» **OBJECTIVE**: Retype the material that follows, keeping every word as it is.

Data records:
----
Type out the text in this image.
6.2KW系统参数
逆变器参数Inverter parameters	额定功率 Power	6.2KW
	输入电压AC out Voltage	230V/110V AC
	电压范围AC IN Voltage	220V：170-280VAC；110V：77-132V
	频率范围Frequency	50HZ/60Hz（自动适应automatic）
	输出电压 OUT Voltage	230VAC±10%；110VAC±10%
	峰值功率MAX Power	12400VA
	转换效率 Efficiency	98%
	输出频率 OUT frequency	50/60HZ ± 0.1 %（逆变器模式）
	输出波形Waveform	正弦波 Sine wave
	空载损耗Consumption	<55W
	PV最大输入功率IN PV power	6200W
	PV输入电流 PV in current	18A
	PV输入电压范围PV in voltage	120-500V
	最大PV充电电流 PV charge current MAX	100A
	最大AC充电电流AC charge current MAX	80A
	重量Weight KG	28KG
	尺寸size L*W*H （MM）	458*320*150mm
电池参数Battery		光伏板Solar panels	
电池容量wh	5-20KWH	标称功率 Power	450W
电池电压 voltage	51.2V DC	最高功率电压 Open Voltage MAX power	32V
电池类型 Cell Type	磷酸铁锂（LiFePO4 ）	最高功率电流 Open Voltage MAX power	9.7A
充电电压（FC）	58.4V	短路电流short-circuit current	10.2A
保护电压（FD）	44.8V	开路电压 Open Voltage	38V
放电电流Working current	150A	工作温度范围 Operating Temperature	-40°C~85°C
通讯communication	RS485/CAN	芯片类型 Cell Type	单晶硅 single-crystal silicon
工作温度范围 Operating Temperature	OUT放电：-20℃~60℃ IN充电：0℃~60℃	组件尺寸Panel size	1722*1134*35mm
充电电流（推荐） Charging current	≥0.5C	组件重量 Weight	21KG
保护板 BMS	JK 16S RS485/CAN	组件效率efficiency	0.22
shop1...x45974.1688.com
----
» **EXERCISE SOLUTION**:
Type out the text in this image.
6.2KW系统参数
逆变器参数Inverter parameters	额定功率 Power	6.2KW
	输入电压AC out Voltage	230V/110V AC
	电压范围AC IN Voltage	220V：170-280VAC；110V：77-132V
	频率范围Frequency	50HZ/60Hz（自动适应automatic）
	输出电压 OUT Voltage	230VAC±10%；110VAC±10%
	峰值功率MAX Power	12400VA
	转换效率 Efficiency	98%
	输出频率 OUT frequency	50/60HZ ± 0.1 %（逆变器模式）
	输出波形Waveform	正弦波 Sine wave
	空载损耗Consumption	<55W
	PV最大输入功率IN PV power	6200W
	PV输入电流 PV in current	18A
	PV输入电压范围PV in voltage	120-500V
	最大PV充电电流 PV charge current MAX	100A
	最大AC充电电流AC charge current MAX	80A
	重量Weight KG	28KG
	尺寸size L*W*H （MM）	458*320*150mm
电池参数Battery		光伏板Solar panels	
电池容量wh	5-20KWH	标称功率 Power	450W
电池电压 voltage	51.2V DC	最高功率电压 Open Voltage MAX power	32V
电池类型 Cell Type	磷酸铁锂（LiFePO4 ）	最高功率电流 Open Voltage MAX power	9.7A
充电电压（FC）	58.4V	短路电流short-circuit current	10.2A
保护电压（FD）	44.8V	开路电压 Open Voltage	38V
放电电流Working current	150A	工作温度范围 Operating Temperature	-40°C~85°C
通讯communication	RS485/CAN	芯片类型 Cell Type	单晶硅 single-crystal silicon
工作温度范围 Operating Temperature	OUT放电：-20℃~60℃ IN充电：0℃~60℃	组件尺寸Panel size	1722*1134*35mm
充电电流（推荐） Charging current	≥0.5C	组件重量 Weight	21KG
保护板 BMS	JK 16S RS485/CAN	组件效率efficiency	0.22
shop1...x45974.1688.com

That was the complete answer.